## PROBLEM
Exactly reproduce the lines that follow.

## EXERCISE DATA
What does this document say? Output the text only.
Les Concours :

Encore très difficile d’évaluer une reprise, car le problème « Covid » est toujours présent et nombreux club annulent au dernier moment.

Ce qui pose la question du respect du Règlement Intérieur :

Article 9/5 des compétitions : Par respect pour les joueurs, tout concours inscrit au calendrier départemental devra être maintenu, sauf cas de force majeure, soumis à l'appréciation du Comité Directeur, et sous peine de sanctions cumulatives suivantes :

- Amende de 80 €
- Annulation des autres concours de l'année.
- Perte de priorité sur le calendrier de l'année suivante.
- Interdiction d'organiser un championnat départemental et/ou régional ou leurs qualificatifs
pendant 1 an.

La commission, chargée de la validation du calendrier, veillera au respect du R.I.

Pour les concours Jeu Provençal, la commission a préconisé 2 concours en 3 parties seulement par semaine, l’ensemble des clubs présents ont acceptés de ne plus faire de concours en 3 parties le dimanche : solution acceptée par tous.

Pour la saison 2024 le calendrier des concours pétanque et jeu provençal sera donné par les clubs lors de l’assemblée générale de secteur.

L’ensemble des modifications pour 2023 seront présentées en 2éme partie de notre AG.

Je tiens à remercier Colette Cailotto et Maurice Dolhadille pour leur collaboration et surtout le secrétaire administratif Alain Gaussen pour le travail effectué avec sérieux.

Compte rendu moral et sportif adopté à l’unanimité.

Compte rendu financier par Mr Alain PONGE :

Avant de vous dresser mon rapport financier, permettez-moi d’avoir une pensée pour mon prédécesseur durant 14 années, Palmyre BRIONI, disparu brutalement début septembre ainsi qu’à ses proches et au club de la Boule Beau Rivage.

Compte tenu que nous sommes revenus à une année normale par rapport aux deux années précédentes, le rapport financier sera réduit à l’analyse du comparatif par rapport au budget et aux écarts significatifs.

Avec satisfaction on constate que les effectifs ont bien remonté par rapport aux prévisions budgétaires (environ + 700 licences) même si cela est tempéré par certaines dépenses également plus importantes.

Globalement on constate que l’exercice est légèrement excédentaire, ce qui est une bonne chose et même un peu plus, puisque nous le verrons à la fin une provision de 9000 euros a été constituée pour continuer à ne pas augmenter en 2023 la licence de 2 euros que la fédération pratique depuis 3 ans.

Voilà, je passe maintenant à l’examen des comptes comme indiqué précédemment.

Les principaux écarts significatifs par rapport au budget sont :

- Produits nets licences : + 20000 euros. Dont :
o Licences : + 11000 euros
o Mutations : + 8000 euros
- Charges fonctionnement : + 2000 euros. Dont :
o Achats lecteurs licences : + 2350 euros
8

## CORRECT ANSWER
What does this document say? Output the text only.
Les Concours :

Encore très difficile d’évaluer une reprise, car le problème « Covid » est toujours présent et nombreux club annulent au dernier moment.

Ce qui pose la question du respect du Règlement Intérieur :

Article 9/5 des compétitions : Par respect pour les joueurs, tout concours inscrit au calendrier départemental devra être maintenu, sauf cas de force majeure, soumis à l'appréciation du Comité Directeur, et sous peine de sanctions cumulatives suivantes :

- Amende de 80 €
- Annulation des autres concours de l'année.
- Perte de priorité sur le calendrier de l'année suivante.
- Interdiction d'organiser un championnat départemental et/ou régional ou leurs qualificatifs
pendant 1 an.

La commission, chargée de la validation du calendrier, veillera au respect du R.I.

Pour les concours Jeu Provençal, la commission a préconisé 2 concours en 3 parties seulement par semaine, l’ensemble des clubs présents ont acceptés de ne plus faire de concours en 3 parties le dimanche : solution acceptée par tous.

Pour la saison 2024 le calendrier des concours pétanque et jeu provençal sera donné par les clubs lors de l’assemblée générale de secteur.

L’ensemble des modifications pour 2023 seront présentées en 2éme partie de notre AG.

Je tiens à remercier Colette Cailotto et Maurice Dolhadille pour leur collaboration et surtout le secrétaire administratif Alain Gaussen pour le travail effectué avec sérieux.

Compte rendu moral et sportif adopté à l’unanimité.

Compte rendu financier par Mr Alain PONGE :

Avant de vous dresser mon rapport financier, permettez-moi d’avoir une pensée pour mon prédécesseur durant 14 années, Palmyre BRIONI, disparu brutalement début septembre ainsi qu’à ses proches et au club de la Boule Beau Rivage.

Compte tenu que nous sommes revenus à une année normale par rapport aux deux années précédentes, le rapport financier sera réduit à l’analyse du comparatif par rapport au budget et aux écarts significatifs.

Avec satisfaction on constate que les effectifs ont bien remonté par rapport aux prévisions budgétaires (environ + 700 licences) même si cela est tempéré par certaines dépenses également plus importantes.

Globalement on constate que l’exercice est légèrement excédentaire, ce qui est une bonne chose et même un peu plus, puisque nous le verrons à la fin une provision de 9000 euros a été constituée pour continuer à ne pas augmenter en 2023 la licence de 2 euros que la fédération pratique depuis 3 ans.

Voilà, je passe maintenant à l’examen des comptes comme indiqué précédemment.

Les principaux écarts significatifs par rapport au budget sont :

- Produits nets licences : + 20000 euros. Dont :
o Licences : + 11000 euros
o Mutations : + 8000 euros
- Charges fonctionnement : + 2000 euros. Dont :
o Achats lecteurs licences : + 2350 euros
8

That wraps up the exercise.